* **Task requirements**: Put every line of the records below into a Markdown table with two columns, Row for the row number and Line for the line itself. Skip blank lines, and leave the pictures out.

* **Data supplied**:
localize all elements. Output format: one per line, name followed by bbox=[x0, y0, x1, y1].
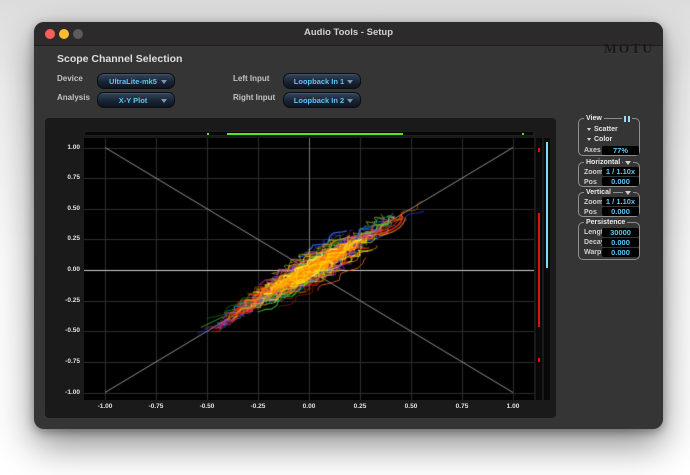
length-field[interactable]: 30000 bbox=[602, 228, 639, 237]
h-zoom-label: Zoom bbox=[584, 168, 603, 177]
x-axis-tick-label: 0.25 bbox=[347, 403, 373, 410]
y-axis-tick-label: -0.25 bbox=[54, 297, 80, 304]
left-input-value: Loopback In 1 bbox=[294, 77, 344, 86]
collapse-triangle-icon[interactable] bbox=[623, 160, 633, 166]
device-dropdown[interactable]: UltraLite-mk5 bbox=[97, 73, 175, 89]
y-axis-tick-label: 1.00 bbox=[54, 144, 80, 151]
page-title: Scope Channel Selection bbox=[57, 53, 182, 65]
left-input-label: Left Input bbox=[233, 72, 269, 86]
y-axis-tick-label: 0.75 bbox=[54, 174, 80, 181]
motu-logo: MOTU bbox=[604, 41, 654, 57]
v-pos-label: Pos bbox=[584, 208, 597, 217]
x-axis-tick-label: 0.50 bbox=[398, 403, 424, 410]
axes-label: Axes bbox=[584, 146, 601, 155]
vertical-panel: Vertical Zoom 1 / 1.10x Pos 0.000 bbox=[578, 192, 640, 217]
horizontal-panel: Horizontal Zoom 1 / 1.10x Pos 0.000 bbox=[578, 162, 640, 187]
y-axis-tick-label: -0.50 bbox=[54, 327, 80, 334]
x-axis-tick-label: -0.25 bbox=[245, 403, 271, 410]
chevron-down-icon bbox=[347, 80, 353, 84]
scatter-disclosure-label: Scatter bbox=[594, 125, 618, 134]
persistence-panel-title: Persistence bbox=[584, 218, 627, 227]
y-axis-tick-label: 0.25 bbox=[54, 235, 80, 242]
x-axis-tick-label: 0.75 bbox=[449, 403, 475, 410]
x-axis-tick-label: 0.00 bbox=[296, 403, 322, 410]
right-level-meter-inner bbox=[544, 138, 550, 400]
h-pos-label: Pos bbox=[584, 178, 597, 187]
xy-plot-area[interactable] bbox=[84, 138, 534, 400]
warp-label: Warp bbox=[584, 248, 601, 257]
window-title: Audio Tools - Setup bbox=[34, 27, 663, 38]
v-pos-field[interactable]: 0.000 bbox=[602, 207, 639, 216]
chevron-down-icon bbox=[161, 80, 167, 84]
h-pos-field[interactable]: 0.000 bbox=[602, 177, 639, 186]
view-panel: View Scatter Color Axes 77% bbox=[578, 118, 640, 156]
right-input-label: Right Input bbox=[233, 91, 275, 105]
disclosure-triangle-icon bbox=[587, 128, 591, 131]
x-axis-tick-label: -1.00 bbox=[92, 403, 118, 410]
device-label: Device bbox=[57, 72, 83, 86]
chevron-down-icon bbox=[347, 99, 353, 103]
y-axis-tick-label: -1.00 bbox=[54, 389, 80, 396]
analysis-value: X-Y Plot bbox=[119, 96, 148, 105]
title-bar[interactable]: Audio Tools - Setup bbox=[34, 22, 663, 46]
chevron-down-icon bbox=[161, 99, 167, 103]
top-overview-meter bbox=[84, 131, 534, 136]
y-axis-tick-label: 0.50 bbox=[54, 205, 80, 212]
x-axis-tick-label: 1.00 bbox=[500, 403, 526, 410]
v-zoom-field[interactable]: 1 / 1.10x bbox=[602, 197, 639, 206]
view-panel-title: View bbox=[584, 114, 604, 123]
h-zoom-field[interactable]: 1 / 1.10x bbox=[602, 167, 639, 176]
horizontal-panel-title: Horizontal bbox=[584, 158, 622, 167]
app-window: Audio Tools - Setup MOTU Scope Channel S… bbox=[34, 22, 663, 429]
decay-field[interactable]: 0.000 bbox=[602, 238, 639, 247]
left-input-dropdown[interactable]: Loopback In 1 bbox=[283, 73, 361, 89]
v-zoom-label: Zoom bbox=[584, 198, 603, 207]
analysis-label: Analysis bbox=[57, 91, 90, 105]
y-axis-tick-label: 0.00 bbox=[54, 266, 80, 273]
y-axis-tick-label: -0.75 bbox=[54, 358, 80, 365]
right-level-meter-outer bbox=[536, 138, 542, 400]
x-axis-tick-label: -0.75 bbox=[143, 403, 169, 410]
device-value: UltraLite-mk5 bbox=[109, 77, 157, 86]
collapse-triangle-icon[interactable] bbox=[623, 190, 633, 196]
color-disclosure[interactable]: Color bbox=[587, 135, 612, 144]
axes-value-field[interactable]: 77% bbox=[602, 146, 639, 155]
scope-bezel: -1.00 -0.75 -0.50 -0.25 0.00 0.25 0.50 0.75 1.00… bbox=[45, 118, 556, 418]
warp-field[interactable]: 0.000 bbox=[602, 248, 639, 257]
scatter-disclosure[interactable]: Scatter bbox=[587, 125, 618, 134]
vertical-panel-title: Vertical bbox=[584, 188, 613, 197]
persistence-panel: Persistence Length 30000 Decay 0.000 War… bbox=[578, 222, 640, 260]
right-input-value: Loopback In 2 bbox=[294, 96, 344, 105]
analysis-dropdown[interactable]: X-Y Plot bbox=[97, 92, 175, 108]
right-input-dropdown[interactable]: Loopback In 2 bbox=[283, 92, 361, 108]
disclosure-triangle-icon bbox=[587, 138, 591, 141]
color-disclosure-label: Color bbox=[594, 135, 612, 144]
pause-icon[interactable] bbox=[622, 115, 632, 122]
xy-plot-canvas bbox=[84, 138, 534, 400]
x-axis-tick-label: -0.50 bbox=[194, 403, 220, 410]
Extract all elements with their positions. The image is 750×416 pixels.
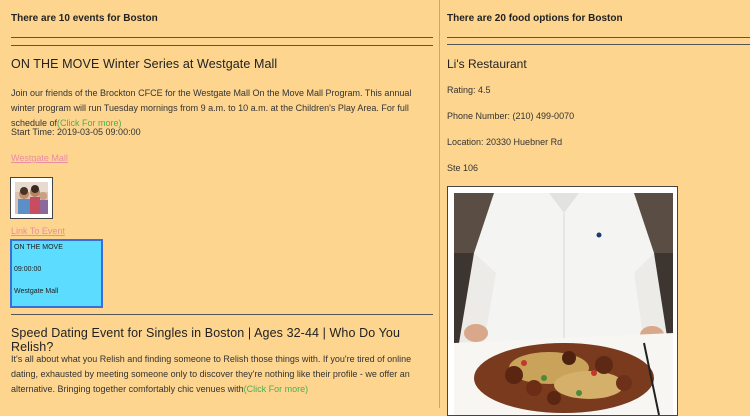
- restaurant-rating: Rating: 4.5: [447, 85, 491, 95]
- food-dish-image: [454, 193, 673, 415]
- divider: [11, 314, 433, 315]
- restaurant-photo[interactable]: [447, 186, 678, 416]
- food-count-heading: There are 20 food options for Boston: [447, 13, 623, 24]
- event-title: ON THE MOVE Winter Series at Westgate Ma…: [11, 57, 278, 71]
- event-card[interactable]: ON THE MOVE 09:00:00 Westgate Mall: [10, 239, 103, 308]
- event-start-time: Start Time: 2019-03-05 09:00:00: [11, 127, 141, 137]
- events-column: There are 10 events for Boston ON THE MO…: [0, 0, 440, 408]
- event-card-name: ON THE MOVE: [14, 244, 63, 251]
- click-for-more-link[interactable]: (Click For more): [244, 384, 309, 394]
- restaurant-location: Location: 20330 Huebner Rd: [447, 137, 563, 147]
- divider: [11, 37, 433, 38]
- venue-link[interactable]: Westgate Mall: [11, 153, 68, 163]
- event-card-venue: Westgate Mall: [14, 288, 59, 295]
- restaurant-phone: Phone Number: (210) 499-0070: [447, 111, 575, 121]
- event-description: Join our friends of the Brockton CFCE fo…: [11, 86, 431, 131]
- divider: [11, 45, 433, 46]
- event-card-time: 09:00:00: [14, 266, 42, 273]
- divider: [447, 37, 750, 38]
- restaurant-location-line2: Ste 106: [447, 163, 479, 173]
- event-thumbnail[interactable]: [10, 177, 53, 219]
- event-title: Speed Dating Event for Singles in Boston…: [11, 326, 401, 354]
- event-link[interactable]: Link To Event: [11, 226, 65, 236]
- divider: [447, 44, 750, 45]
- restaurant-name: Li's Restaurant: [447, 57, 527, 71]
- event-description: It's all about what you Relish and findi…: [11, 352, 436, 397]
- event-description-text: It's all about what you Relish and findi…: [11, 354, 412, 394]
- events-count-heading: There are 10 events for Boston: [11, 13, 158, 24]
- event-photo: [15, 182, 48, 214]
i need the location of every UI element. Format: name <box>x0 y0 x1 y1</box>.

* **Expected output**:
| Row | Line |
|---|---|
| 1 | localize all elements. Output format: one per line, name followed by bbox=[x0, y0, x1, y1]. |
| 2 | length-field[interactable]: 30000 bbox=[602, 228, 639, 237] |
| 3 | h-zoom-label: Zoom bbox=[584, 168, 603, 177] |
| 4 | x-axis-tick-label: 0.25 bbox=[347, 403, 373, 410] |
| 5 | y-axis-tick-label: -0.25 bbox=[54, 297, 80, 304] |
| 6 | left-input-value: Loopback In 1 bbox=[294, 77, 344, 86] |
| 7 | collapse-triangle-icon[interactable] bbox=[623, 160, 633, 166] |
| 8 | device-dropdown[interactable]: UltraLite-mk5 bbox=[97, 73, 175, 89] |
| 9 | y-axis-tick-label: 1.00 bbox=[54, 144, 80, 151] |
| 10 | page-title: Scope Channel Selection bbox=[57, 53, 182, 65] |
| 11 | left-input-label: Left Input bbox=[233, 72, 269, 86] |
| 12 | y-axis-tick-label: 0.75 bbox=[54, 174, 80, 181] |
| 13 | motu-logo: MOTU bbox=[604, 41, 654, 57] |
| 14 | v-pos-label: Pos bbox=[584, 208, 597, 217] |
| 15 | x-axis-tick-label: 0.50 bbox=[398, 403, 424, 410] |
| 16 | axes-label: Axes bbox=[584, 146, 601, 155] |
| 17 | vertical-panel: Vertical Zoom 1 / 1.10x Pos 0.000 bbox=[578, 192, 640, 217] |
| 18 | horizontal-panel: Horizontal Zoom 1 / 1.10x Pos 0.000 bbox=[578, 162, 640, 187] |
| 19 | y-axis-tick-label: -0.50 bbox=[54, 327, 80, 334] |
| 20 | x-axis-tick-label: -0.25 bbox=[245, 403, 271, 410] |
| 21 | chevron-down-icon bbox=[347, 80, 353, 84] |
| 22 | scatter-disclosure-label: Scatter bbox=[594, 125, 618, 134] |
| 23 | persistence-panel-title: Persistence bbox=[584, 218, 627, 227] |
| 24 | y-axis-tick-label: 0.25 bbox=[54, 235, 80, 242] |
| 25 | x-axis-tick-label: 0.75 bbox=[449, 403, 475, 410] |
| 26 | x-axis-tick-label: 0.00 bbox=[296, 403, 322, 410] |
| 27 | right-level-meter-inner bbox=[544, 138, 550, 400] |
| 28 | h-pos-label: Pos bbox=[584, 178, 597, 187] |
| 29 | xy-plot-area[interactable] bbox=[84, 138, 534, 400] |
| 30 | warp-label: Warp bbox=[584, 248, 601, 257] |
| 31 | window-title: Audio Tools - Setup bbox=[34, 27, 663, 38] |
| 32 | v-pos-field[interactable]: 0.000 bbox=[602, 207, 639, 216] |
| 33 | chevron-down-icon bbox=[161, 80, 167, 84] |
| 34 | h-pos-field[interactable]: 0.000 bbox=[602, 177, 639, 186] |
| 35 | view-panel: View Scatter Color Axes 77% bbox=[578, 118, 640, 156] |
| 36 | right-input-label: Right Input bbox=[233, 91, 275, 105] |
| 37 | disclosure-triangle-icon bbox=[587, 128, 591, 131] |
| 38 | x-axis-tick-label: -1.00 bbox=[92, 403, 118, 410] |
| 39 | device-label: Device bbox=[57, 72, 83, 86] |
| 40 | chevron-down-icon bbox=[347, 99, 353, 103] |
| 41 | y-axis-tick-label: -1.00 bbox=[54, 389, 80, 396] |
| 42 | analysis-value: X-Y Plot bbox=[119, 96, 148, 105] |
| 43 | title-bar[interactable]: Audio Tools - Setup bbox=[34, 22, 663, 46] |
| 44 | chevron-down-icon bbox=[161, 99, 167, 103] |
| 45 | top-overview-meter bbox=[84, 131, 534, 136] |
| 46 | y-axis-tick-label: 0.50 bbox=[54, 205, 80, 212] |
| 47 | x-axis-tick-label: 1.00 bbox=[500, 403, 526, 410] |
| 48 | v-zoom-field[interactable]: 1 / 1.10x bbox=[602, 197, 639, 206] |
| 49 | view-panel-title: View bbox=[584, 114, 604, 123] |
| 50 | h-zoom-field[interactable]: 1 / 1.10x bbox=[602, 167, 639, 176] |
| 51 | horizontal-panel-title: Horizontal bbox=[584, 158, 622, 167] |
| 52 | app-window: Audio Tools - Setup MOTU Scope Channel S… bbox=[34, 22, 663, 429] |
| 53 | decay-field[interactable]: 0.000 bbox=[602, 238, 639, 247] |
| 54 | left-input-dropdown[interactable]: Loopback In 1 bbox=[283, 73, 361, 89] |
| 55 | v-zoom-label: Zoom bbox=[584, 198, 603, 207] |
| 56 | analysis-label: Analysis bbox=[57, 91, 90, 105] |
| 57 | y-axis-tick-label: 0.00 bbox=[54, 266, 80, 273] |
| 58 | y-axis-tick-label: -0.75 bbox=[54, 358, 80, 365] |
| 59 | right-level-meter-outer bbox=[536, 138, 542, 400] |
| 60 | x-axis-tick-label: -0.75 bbox=[143, 403, 169, 410] |
| 61 | device-value: UltraLite-mk5 bbox=[109, 77, 157, 86] |
| 62 | collapse-triangle-icon[interactable] bbox=[623, 190, 633, 196] |
| 63 | color-disclosure[interactable]: Color bbox=[587, 135, 612, 144] |
| 64 | axes-value-field[interactable]: 77% bbox=[602, 146, 639, 155] |
| 65 | scope-bezel: -1.00 -0.75 -0.50 -0.25 0.00 0.25 0.50 0.75 1.00… bbox=[45, 118, 556, 418] |
| 66 | warp-field[interactable]: 0.000 bbox=[602, 248, 639, 257] |
| 67 | scatter-disclosure[interactable]: Scatter bbox=[587, 125, 618, 134] |
| 68 | vertical-panel-title: Vertical bbox=[584, 188, 613, 197] |
| 69 | persistence-panel: Persistence Length 30000 Decay 0.000 War… bbox=[578, 222, 640, 260] |
| 70 | right-input-value: Loopback In 2 bbox=[294, 96, 344, 105] |
| 71 | analysis-dropdown[interactable]: X-Y Plot bbox=[97, 92, 175, 108] |
| 72 | right-input-dropdown[interactable]: Loopback In 2 bbox=[283, 92, 361, 108] |
| 73 | disclosure-triangle-icon bbox=[587, 138, 591, 141] |
| 74 | color-disclosure-label: Color bbox=[594, 135, 612, 144] |
| 75 | pause-icon[interactable] bbox=[622, 115, 632, 122] |
| 76 | xy-plot-canvas bbox=[84, 138, 534, 400] |
| 77 | x-axis-tick-label: -0.50 bbox=[194, 403, 220, 410] |
| 78 | Extract all elements with their positions. The image is 750×416 pixels. |
| 79 | - restaurant-rating: Rating: 4.5: [447, 85, 491, 95] |
| 80 | - food-dish-image: [454, 193, 673, 415] |
| 81 | - divider: [11, 314, 433, 315] |
| 82 | - restaurant-photo[interactable]: [447, 186, 678, 416] |
| 83 | - food-count-heading: There are 20 food options for Boston: [447, 13, 623, 24] |
| 84 | - event-title: ON THE MOVE Winter Series at Westgate Ma…: [11, 57, 278, 71] |
| 85 | - event-card[interactable]: ON THE MOVE 09:00:00 Westgate Mall: [10, 239, 103, 308] |
| 86 | - event-start-time: Start Time: 2019-03-05 09:00:00: [11, 127, 141, 137] |
| 87 | - events-column: There are 10 events for Boston ON THE MO…: [0, 0, 440, 408] |
| 88 | - event-card-name: ON THE MOVE: [14, 244, 63, 251] |
| 89 | - click-for-more-link[interactable]: (Click For more): [244, 384, 309, 394] |
| 90 | - restaurant-location: Location: 20330 Huebner Rd: [447, 137, 563, 147] |
| 91 | - divider: [11, 37, 433, 38] |
| 92 | - venue-link[interactable]: Westgate Mall: [11, 153, 68, 163] |
| 93 | - event-card-venue: Westgate Mall: [14, 288, 59, 295] |
| 94 | - restaurant-phone: Phone Number: (210) 499-0070: [447, 111, 575, 121] |
| 95 | - event-description: Join our friends of the Brockton CFCE fo…: [11, 86, 431, 131] |
| 96 | - divider: [11, 45, 433, 46] |
| 97 | - event-card-time: 09:00:00: [14, 266, 42, 273] |
| 98 | - divider: [447, 37, 750, 38] |
| 99 | - restaurant-location-line2: Ste 106: [447, 163, 479, 173] |
| 100 | - event-thumbnail[interactable]: [10, 177, 53, 219] |
| 101 | - event-title: Speed Dating Event for Singles in Boston…: [11, 326, 401, 354] |
| 102 | - event-link[interactable]: Link To Event: [11, 226, 65, 236] |
| 103 | - divider: [447, 44, 750, 45] |
| 104 | - restaurant-name: Li's Restaurant: [447, 57, 527, 71] |
| 105 | - event-description: It's all about what you Relish and findi…: [11, 352, 436, 397] |
| 106 | - event-description-text: It's all about what you Relish and findi…: [11, 354, 412, 394] |
| 107 | - events-count-heading: There are 10 events for Boston: [11, 13, 158, 24] |
| 108 | - event-photo: [15, 182, 48, 214] |
| 109 | i need the location of every UI element. Format: name <box>x0 y0 x1 y1</box>. |